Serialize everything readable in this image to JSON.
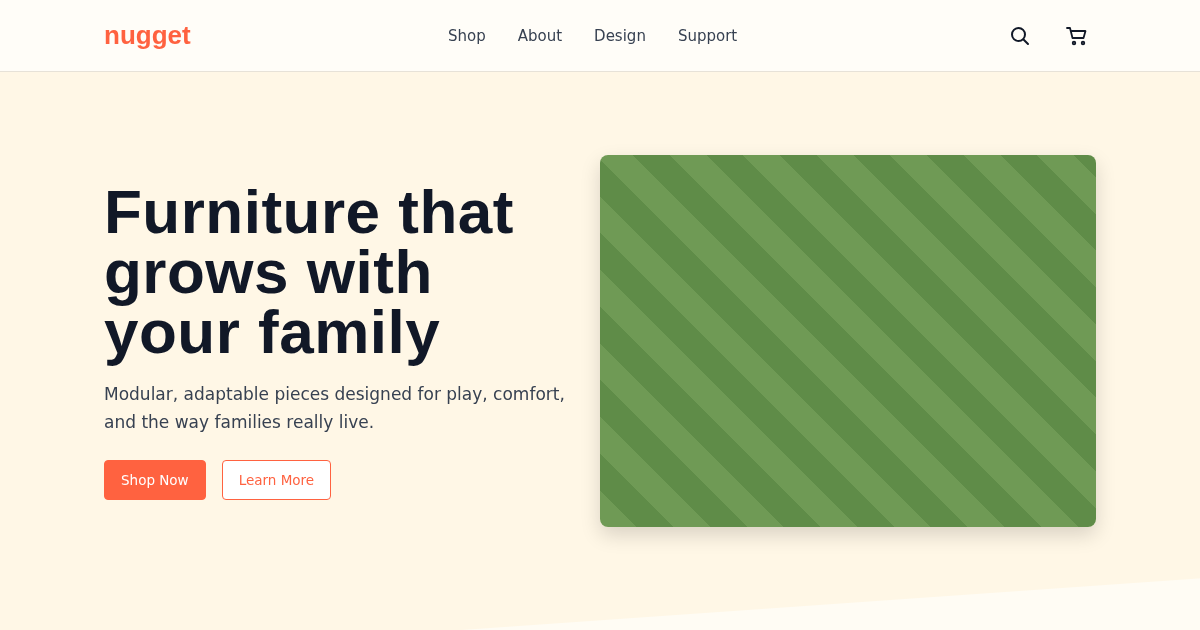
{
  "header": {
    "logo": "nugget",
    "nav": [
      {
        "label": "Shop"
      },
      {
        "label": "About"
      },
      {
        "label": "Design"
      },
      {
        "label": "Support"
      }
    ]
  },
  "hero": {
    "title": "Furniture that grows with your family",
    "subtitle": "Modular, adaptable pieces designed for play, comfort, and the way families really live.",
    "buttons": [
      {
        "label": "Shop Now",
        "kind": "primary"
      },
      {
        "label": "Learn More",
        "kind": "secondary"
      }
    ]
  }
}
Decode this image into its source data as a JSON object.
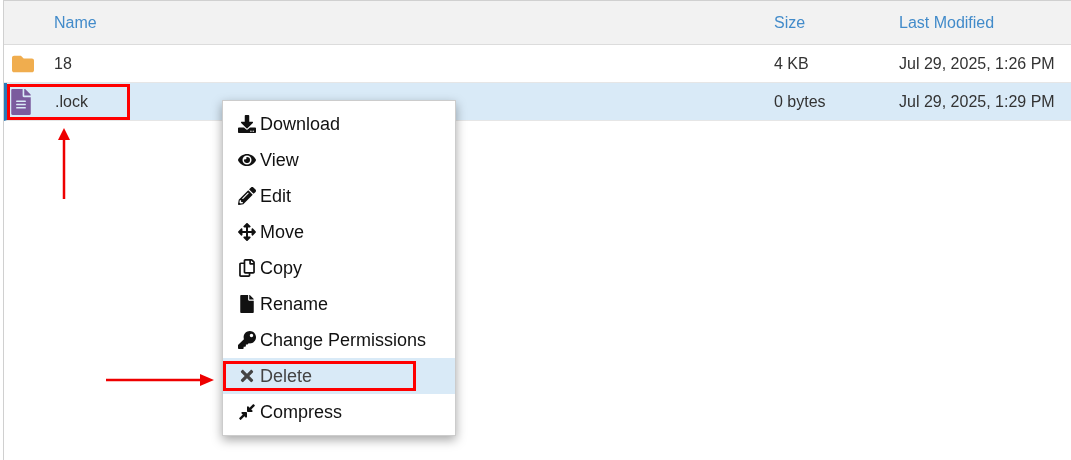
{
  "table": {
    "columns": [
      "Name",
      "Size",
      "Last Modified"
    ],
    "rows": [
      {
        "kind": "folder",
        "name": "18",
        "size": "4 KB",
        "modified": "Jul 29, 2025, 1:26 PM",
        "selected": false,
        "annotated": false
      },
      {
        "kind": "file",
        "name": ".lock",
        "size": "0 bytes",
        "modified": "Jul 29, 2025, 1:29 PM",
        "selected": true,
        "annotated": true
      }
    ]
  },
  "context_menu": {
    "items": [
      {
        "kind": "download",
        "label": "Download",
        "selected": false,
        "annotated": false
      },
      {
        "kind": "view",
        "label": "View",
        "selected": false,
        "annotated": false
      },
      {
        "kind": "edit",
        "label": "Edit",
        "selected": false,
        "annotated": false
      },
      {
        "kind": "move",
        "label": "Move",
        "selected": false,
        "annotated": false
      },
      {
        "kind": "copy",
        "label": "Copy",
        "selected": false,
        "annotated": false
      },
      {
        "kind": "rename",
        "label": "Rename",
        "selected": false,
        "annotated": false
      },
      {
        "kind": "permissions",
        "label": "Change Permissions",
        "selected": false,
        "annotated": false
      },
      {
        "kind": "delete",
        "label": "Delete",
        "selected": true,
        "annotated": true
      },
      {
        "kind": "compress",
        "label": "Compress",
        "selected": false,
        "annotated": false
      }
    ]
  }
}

# EXERCISE PROMPT
Tally how many lines in the material above hold the word "this". Write only that number.

# EXPECTED ANSWER
2